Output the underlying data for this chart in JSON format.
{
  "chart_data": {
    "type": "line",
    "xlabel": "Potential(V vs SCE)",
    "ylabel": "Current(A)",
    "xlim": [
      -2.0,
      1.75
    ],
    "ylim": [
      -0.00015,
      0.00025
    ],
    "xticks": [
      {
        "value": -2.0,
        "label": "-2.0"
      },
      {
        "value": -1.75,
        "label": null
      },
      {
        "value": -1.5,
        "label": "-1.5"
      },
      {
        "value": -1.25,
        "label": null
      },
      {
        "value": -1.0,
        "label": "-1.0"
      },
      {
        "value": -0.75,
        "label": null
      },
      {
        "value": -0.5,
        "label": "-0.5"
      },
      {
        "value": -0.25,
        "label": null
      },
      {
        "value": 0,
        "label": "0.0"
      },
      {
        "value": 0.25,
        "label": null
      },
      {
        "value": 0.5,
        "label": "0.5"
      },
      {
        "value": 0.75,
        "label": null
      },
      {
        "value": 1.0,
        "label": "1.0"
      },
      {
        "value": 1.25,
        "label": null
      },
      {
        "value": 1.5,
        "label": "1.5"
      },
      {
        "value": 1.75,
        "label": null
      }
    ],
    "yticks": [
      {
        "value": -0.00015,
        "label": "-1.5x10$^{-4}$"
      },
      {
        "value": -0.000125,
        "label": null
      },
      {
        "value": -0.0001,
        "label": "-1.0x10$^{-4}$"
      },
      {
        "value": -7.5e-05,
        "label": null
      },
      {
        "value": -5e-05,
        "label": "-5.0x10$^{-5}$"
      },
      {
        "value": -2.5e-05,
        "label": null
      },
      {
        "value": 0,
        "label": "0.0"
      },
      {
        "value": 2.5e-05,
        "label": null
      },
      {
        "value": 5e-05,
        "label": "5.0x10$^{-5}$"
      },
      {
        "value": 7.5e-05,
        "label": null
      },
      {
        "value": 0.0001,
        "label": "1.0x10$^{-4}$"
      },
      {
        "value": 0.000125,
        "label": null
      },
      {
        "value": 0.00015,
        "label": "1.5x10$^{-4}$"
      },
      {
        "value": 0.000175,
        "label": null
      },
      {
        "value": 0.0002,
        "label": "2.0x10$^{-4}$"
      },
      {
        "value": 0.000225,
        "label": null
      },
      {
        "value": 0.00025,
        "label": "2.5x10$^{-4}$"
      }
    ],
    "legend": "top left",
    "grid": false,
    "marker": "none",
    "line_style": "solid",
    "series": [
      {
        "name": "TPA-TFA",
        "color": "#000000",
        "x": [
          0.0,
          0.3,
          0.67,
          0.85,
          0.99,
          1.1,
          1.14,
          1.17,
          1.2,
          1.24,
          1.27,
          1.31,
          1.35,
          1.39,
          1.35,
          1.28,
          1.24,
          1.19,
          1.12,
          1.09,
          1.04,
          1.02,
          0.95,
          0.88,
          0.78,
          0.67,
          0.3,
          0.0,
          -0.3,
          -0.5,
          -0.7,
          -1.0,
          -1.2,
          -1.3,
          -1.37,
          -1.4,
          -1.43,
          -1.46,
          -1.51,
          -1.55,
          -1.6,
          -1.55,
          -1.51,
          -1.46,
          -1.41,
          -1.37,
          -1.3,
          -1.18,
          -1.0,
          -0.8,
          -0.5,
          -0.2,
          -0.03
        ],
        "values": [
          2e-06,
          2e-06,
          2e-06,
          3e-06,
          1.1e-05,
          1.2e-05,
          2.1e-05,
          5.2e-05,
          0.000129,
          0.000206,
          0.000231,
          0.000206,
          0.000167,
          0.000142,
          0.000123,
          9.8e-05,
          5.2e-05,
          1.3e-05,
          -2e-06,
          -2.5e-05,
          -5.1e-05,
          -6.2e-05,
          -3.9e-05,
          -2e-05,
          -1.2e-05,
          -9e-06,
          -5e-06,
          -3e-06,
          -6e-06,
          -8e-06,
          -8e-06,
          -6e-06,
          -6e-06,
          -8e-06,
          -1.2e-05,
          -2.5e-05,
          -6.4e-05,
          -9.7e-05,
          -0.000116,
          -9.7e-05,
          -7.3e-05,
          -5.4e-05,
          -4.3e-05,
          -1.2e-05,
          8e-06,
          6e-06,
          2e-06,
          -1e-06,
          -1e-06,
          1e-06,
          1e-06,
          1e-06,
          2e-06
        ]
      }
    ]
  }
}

┄┄┄┄┄┄┄┄┄┄

Write out the data exactly as it stands.

_Output_.
Output the underlying data for this chart in JSON format.
{
  "chart_data": {
    "type": "line",
    "xlabel": "Potential(V vs SCE)",
    "ylabel": "Current(A)",
    "xlim": [
      -2.0,
      1.75
    ],
    "ylim": [
      -0.00015,
      0.00025
    ],
    "xticks": [
      {
        "value": -2.0,
        "label": "-2.0"
      },
      {
        "value": -1.75,
        "label": null
      },
      {
        "value": -1.5,
        "label": "-1.5"
      },
      {
        "value": -1.25,
        "label": null
      },
      {
        "value": -1.0,
        "label": "-1.0"
      },
      {
        "value": -0.75,
        "label": null
      },
      {
        "value": -0.5,
        "label": "-0.5"
      },
      {
        "value": -0.25,
        "label": null
      },
      {
        "value": 0,
        "label": "0.0"
      },
      {
        "value": 0.25,
        "label": null
      },
      {
        "value": 0.5,
        "label": "0.5"
      },
      {
        "value": 0.75,
        "label": null
      },
      {
        "value": 1.0,
        "label": "1.0"
      },
      {
        "value": 1.25,
        "label": null
      },
      {
        "value": 1.5,
        "label": "1.5"
      },
      {
        "value": 1.75,
        "label": null
      }
    ],
    "yticks": [
      {
        "value": -0.00015,
        "label": "-1.5x10$^{-4}$"
      },
      {
        "value": -0.000125,
        "label": null
      },
      {
        "value": -0.0001,
        "label": "-1.0x10$^{-4}$"
      },
      {
        "value": -7.5e-05,
        "label": null
      },
      {
        "value": -5e-05,
        "label": "-5.0x10$^{-5}$"
      },
      {
        "value": -2.5e-05,
        "label": null
      },
      {
        "value": 0,
        "label": "0.0"
      },
      {
        "value": 2.5e-05,
        "label": null
      },
      {
        "value": 5e-05,
        "label": "5.0x10$^{-5}$"
      },
      {
        "value": 7.5e-05,
        "label": null
      },
      {
        "value": 0.0001,
        "label": "1.0x10$^{-4}$"
      },
      {
        "value": 0.000125,
        "label": null
      },
      {
        "value": 0.00015,
        "label": "1.5x10$^{-4}$"
      },
      {
        "value": 0.000175,
        "label": null
      },
      {
        "value": 0.0002,
        "label": "2.0x10$^{-4}$"
      },
      {
        "value": 0.000225,
        "label": null
      },
      {
        "value": 0.00025,
        "label": "2.5x10$^{-4}$"
      }
    ],
    "legend": "top left",
    "grid": false,
    "marker": "none",
    "line_style": "solid",
    "series": [
      {
        "name": "TPA-TFA",
        "color": "#000000",
        "x": [
          0.0,
          0.3,
          0.67,
          0.85,
          0.99,
          1.1,
          1.14,
          1.17,
          1.2,
          1.24,
          1.27,
          1.31,
          1.35,
          1.39,
          1.35,
          1.28,
          1.24,
          1.19,
          1.12,
          1.09,
          1.04,
          1.02,
          0.95,
          0.88,
          0.78,
          0.67,
          0.3,
          0.0,
          -0.3,
          -0.5,
          -0.7,
          -1.0,
          -1.2,
          -1.3,
          -1.37,
          -1.4,
          -1.43,
          -1.46,
          -1.51,
          -1.55,
          -1.6,
          -1.55,
          -1.51,
          -1.46,
          -1.41,
          -1.37,
          -1.3,
          -1.18,
          -1.0,
          -0.8,
          -0.5,
          -0.2,
          -0.03
        ],
        "values": [
          2e-06,
          2e-06,
          2e-06,
          3e-06,
          1.1e-05,
          1.2e-05,
          2.1e-05,
          5.2e-05,
          0.000129,
          0.000206,
          0.000231,
          0.000206,
          0.000167,
          0.000142,
          0.000123,
          9.8e-05,
          5.2e-05,
          1.3e-05,
          -2e-06,
          -2.5e-05,
          -5.1e-05,
          -6.2e-05,
          -3.9e-05,
          -2e-05,
          -1.2e-05,
          -9e-06,
          -5e-06,
          -3e-06,
          -6e-06,
          -8e-06,
          -8e-06,
          -6e-06,
          -6e-06,
          -8e-06,
          -1.2e-05,
          -2.5e-05,
          -6.4e-05,
          -9.7e-05,
          -0.000116,
          -9.7e-05,
          -7.3e-05,
          -5.4e-05,
          -4.3e-05,
          -1.2e-05,
          8e-06,
          6e-06,
          2e-06,
          -1e-06,
          -1e-06,
          1e-06,
          1e-06,
          1e-06,
          2e-06
        ]
      }
    ]
  }
}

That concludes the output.